▸ **Aufgabe**
Gib die Daten aus dem Abschnitt, der mit der Zeile mit „Patent image size: (892, 610).“ beginnt und mit der Zeile mit „The concave side 74 is at (565, 472).“ endet, als zweispaltige CSV mit den Spalten eingabe und ausgabe wieder; beide Zeilen gehören dazu. Jeder Eintrag wird eine Zeile aus Text und zugehöriger Antwort, jeweils in einem Feld in Anführungszeichen, mit Leerzeichen statt Zeilenumbrüchen.

▸ **Erfasste Daten**
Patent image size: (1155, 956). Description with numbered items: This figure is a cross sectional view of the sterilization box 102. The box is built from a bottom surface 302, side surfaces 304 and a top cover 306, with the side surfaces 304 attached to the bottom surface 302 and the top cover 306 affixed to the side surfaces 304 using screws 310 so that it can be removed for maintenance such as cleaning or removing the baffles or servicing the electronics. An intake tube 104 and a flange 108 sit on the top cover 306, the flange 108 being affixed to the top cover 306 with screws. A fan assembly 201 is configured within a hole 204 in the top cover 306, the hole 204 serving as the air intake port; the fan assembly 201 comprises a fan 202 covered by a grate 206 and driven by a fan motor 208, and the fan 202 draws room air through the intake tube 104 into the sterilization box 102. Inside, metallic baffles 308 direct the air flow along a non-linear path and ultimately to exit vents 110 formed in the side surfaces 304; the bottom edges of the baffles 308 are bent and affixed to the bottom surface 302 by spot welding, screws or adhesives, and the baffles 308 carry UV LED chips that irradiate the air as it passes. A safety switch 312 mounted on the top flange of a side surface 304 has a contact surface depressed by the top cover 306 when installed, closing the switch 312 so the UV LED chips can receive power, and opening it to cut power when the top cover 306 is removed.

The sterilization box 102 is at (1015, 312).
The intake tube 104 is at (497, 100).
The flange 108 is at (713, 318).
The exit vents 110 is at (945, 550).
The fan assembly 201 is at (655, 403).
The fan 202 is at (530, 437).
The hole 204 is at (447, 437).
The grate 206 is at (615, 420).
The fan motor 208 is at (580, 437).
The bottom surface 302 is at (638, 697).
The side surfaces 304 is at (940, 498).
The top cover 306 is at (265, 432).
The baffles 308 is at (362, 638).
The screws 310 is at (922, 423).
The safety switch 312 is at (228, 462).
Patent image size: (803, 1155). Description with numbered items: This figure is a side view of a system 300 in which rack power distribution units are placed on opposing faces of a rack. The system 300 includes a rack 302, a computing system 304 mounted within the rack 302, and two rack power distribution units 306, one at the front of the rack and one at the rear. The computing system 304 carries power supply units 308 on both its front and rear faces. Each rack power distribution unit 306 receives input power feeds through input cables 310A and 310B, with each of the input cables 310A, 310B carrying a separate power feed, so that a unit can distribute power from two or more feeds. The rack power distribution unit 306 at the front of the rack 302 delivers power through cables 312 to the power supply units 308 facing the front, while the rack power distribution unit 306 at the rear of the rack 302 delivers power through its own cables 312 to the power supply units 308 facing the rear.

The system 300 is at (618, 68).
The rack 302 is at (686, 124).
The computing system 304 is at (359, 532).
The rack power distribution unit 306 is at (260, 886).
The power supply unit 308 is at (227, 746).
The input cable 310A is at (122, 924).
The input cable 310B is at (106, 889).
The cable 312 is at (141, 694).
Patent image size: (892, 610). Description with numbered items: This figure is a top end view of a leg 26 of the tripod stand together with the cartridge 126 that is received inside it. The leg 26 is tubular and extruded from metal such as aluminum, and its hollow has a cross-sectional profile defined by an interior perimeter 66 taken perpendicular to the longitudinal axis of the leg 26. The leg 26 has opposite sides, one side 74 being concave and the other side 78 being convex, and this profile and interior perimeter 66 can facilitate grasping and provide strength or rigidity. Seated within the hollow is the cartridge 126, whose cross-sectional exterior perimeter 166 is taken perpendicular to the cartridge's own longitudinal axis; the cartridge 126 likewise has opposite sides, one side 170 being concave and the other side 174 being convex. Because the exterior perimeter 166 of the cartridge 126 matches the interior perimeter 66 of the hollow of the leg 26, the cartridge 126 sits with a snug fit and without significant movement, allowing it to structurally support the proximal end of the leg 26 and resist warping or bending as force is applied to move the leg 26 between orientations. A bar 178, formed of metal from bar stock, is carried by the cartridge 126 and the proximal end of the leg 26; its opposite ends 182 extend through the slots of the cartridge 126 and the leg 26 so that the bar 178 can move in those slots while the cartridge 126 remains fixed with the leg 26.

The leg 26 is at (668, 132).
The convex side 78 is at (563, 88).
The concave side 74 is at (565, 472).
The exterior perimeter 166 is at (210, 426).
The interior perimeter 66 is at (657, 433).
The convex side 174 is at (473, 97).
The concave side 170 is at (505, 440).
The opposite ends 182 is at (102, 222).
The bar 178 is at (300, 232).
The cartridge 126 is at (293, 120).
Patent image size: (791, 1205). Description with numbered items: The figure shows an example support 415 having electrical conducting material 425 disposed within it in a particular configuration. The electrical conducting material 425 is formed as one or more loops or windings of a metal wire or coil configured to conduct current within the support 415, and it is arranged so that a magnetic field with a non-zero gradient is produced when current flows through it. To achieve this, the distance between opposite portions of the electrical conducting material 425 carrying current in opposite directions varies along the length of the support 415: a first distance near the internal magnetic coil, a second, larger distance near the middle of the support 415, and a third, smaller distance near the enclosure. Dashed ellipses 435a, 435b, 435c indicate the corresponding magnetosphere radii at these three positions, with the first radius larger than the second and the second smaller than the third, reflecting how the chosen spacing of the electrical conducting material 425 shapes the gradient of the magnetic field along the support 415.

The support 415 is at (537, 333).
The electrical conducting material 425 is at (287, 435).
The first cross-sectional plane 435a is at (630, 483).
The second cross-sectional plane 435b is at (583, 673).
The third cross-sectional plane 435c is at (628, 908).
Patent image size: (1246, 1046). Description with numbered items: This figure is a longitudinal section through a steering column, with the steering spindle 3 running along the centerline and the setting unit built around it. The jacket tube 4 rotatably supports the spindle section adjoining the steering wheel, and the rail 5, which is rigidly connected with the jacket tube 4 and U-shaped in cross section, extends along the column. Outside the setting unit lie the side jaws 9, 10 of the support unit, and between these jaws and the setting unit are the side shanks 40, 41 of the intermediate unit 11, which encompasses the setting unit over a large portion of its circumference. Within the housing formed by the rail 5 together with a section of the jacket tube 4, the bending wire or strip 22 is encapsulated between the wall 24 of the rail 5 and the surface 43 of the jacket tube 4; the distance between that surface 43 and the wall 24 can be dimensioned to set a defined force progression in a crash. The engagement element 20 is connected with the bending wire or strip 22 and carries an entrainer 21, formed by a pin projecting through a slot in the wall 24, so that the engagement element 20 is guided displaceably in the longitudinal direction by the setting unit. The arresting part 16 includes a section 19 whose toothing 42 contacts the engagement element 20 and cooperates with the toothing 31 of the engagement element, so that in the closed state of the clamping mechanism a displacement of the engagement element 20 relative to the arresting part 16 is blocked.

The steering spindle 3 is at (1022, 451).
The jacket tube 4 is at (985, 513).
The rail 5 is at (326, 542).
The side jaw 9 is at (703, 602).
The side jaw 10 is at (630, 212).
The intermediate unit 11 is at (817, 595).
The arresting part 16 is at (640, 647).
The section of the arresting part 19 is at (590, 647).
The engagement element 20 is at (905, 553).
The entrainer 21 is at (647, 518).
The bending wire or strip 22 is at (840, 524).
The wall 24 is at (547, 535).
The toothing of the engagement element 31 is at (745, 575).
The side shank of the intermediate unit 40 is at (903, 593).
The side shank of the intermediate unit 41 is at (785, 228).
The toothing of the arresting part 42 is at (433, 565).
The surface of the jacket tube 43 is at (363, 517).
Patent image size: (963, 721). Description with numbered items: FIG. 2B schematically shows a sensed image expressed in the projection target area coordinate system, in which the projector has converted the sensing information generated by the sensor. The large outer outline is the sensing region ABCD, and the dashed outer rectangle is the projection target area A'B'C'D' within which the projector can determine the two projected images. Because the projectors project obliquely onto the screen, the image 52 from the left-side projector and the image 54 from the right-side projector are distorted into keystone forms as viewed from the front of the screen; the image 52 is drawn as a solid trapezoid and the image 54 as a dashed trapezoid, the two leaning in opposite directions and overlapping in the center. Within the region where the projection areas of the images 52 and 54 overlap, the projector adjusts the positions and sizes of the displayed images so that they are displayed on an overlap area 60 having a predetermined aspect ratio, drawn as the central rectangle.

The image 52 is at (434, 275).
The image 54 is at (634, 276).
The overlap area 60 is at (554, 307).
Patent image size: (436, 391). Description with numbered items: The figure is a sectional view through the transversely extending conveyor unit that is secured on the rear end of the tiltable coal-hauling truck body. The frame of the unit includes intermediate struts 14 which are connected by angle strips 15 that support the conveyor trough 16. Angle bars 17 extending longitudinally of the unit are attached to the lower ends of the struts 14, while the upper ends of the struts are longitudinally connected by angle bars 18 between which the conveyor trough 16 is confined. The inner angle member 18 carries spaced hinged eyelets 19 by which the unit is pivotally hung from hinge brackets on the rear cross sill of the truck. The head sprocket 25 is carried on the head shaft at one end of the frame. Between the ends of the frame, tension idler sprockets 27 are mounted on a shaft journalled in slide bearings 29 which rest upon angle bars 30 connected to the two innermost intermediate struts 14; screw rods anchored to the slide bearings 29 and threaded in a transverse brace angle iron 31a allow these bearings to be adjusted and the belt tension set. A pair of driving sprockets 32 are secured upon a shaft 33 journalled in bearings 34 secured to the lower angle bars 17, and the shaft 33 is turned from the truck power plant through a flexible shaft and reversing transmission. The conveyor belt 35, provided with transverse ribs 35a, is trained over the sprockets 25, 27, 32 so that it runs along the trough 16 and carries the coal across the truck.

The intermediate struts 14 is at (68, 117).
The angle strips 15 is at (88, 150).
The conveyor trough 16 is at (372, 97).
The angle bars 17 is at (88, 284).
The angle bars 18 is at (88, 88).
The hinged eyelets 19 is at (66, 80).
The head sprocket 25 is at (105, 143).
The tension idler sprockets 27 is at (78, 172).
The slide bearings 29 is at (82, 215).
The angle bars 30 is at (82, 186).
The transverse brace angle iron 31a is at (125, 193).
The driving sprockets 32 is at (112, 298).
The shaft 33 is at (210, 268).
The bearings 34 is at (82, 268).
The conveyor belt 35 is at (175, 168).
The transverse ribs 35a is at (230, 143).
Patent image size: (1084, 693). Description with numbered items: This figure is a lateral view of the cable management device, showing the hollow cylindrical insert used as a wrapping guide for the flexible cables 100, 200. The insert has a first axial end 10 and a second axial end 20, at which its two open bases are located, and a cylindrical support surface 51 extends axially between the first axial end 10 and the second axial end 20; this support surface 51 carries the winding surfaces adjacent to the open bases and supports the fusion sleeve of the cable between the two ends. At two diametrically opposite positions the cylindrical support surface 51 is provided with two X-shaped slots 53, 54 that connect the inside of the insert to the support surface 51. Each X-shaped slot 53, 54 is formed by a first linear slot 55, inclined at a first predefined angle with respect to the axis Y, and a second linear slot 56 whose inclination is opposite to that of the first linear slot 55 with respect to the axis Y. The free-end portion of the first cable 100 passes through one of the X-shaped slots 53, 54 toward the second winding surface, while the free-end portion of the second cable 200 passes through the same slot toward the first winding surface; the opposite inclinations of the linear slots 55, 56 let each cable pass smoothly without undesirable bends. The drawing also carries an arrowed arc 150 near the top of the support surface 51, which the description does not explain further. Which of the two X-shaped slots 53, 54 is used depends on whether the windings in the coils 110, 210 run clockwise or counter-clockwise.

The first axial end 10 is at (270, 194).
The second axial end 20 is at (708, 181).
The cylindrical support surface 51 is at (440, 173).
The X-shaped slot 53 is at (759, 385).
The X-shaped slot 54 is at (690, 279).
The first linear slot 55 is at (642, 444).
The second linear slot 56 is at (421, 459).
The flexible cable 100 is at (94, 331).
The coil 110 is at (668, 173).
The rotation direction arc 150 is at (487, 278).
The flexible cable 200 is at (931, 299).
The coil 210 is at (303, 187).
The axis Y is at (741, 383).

▸ **Lösung**
eingabe,ausgabe
"Patent image size: (892, 610). Description with numbered items: This figure is a top end view of a leg 26 of the tripod stand together with the cartridge 126 that is received inside it. The leg 26 is tubular and extruded from metal such as aluminum, and its hollow has a cross-sectional profile defined by an interior perimeter 66 taken perpendicular to the longitudinal axis of the leg 26. The leg 26 has opposite sides, one side 74 being concave and the other side 78 being convex, and this profile and interior perimeter 66 can facilitate grasping and provide strength or rigidity. Seated within the hollow is the cartridge 126, whose cross-sectional exterior perimeter 166 is taken perpendicular to the cartridge's own longitudinal axis; the cartridge 126 likewise has opposite sides, one side 170 being concave and the other side 174 being convex. Because the exterior perimeter 166 of the cartridge 126 matches the interior perimeter 66 of the hollow of the leg 26, the cartridge 126 sits with a snug fit and without significant movement, allowing it to structurally support the proximal end of the leg 26 and resist warping or bending as force is applied to move the leg 26 between orientations. A bar 178, formed of metal from bar stock, is carried by the cartridge 126 and the proximal end of the leg 26; its opposite ends 182 extend through the slots of the cartridge 126 and the leg 26 so that the bar 178 can move in those slots while the cartridge 126 remains fixed with the leg 26.","The leg 26 is at (668, 132). The convex side 78 is at (563, 88). The concave side 74 is at (565, 472)."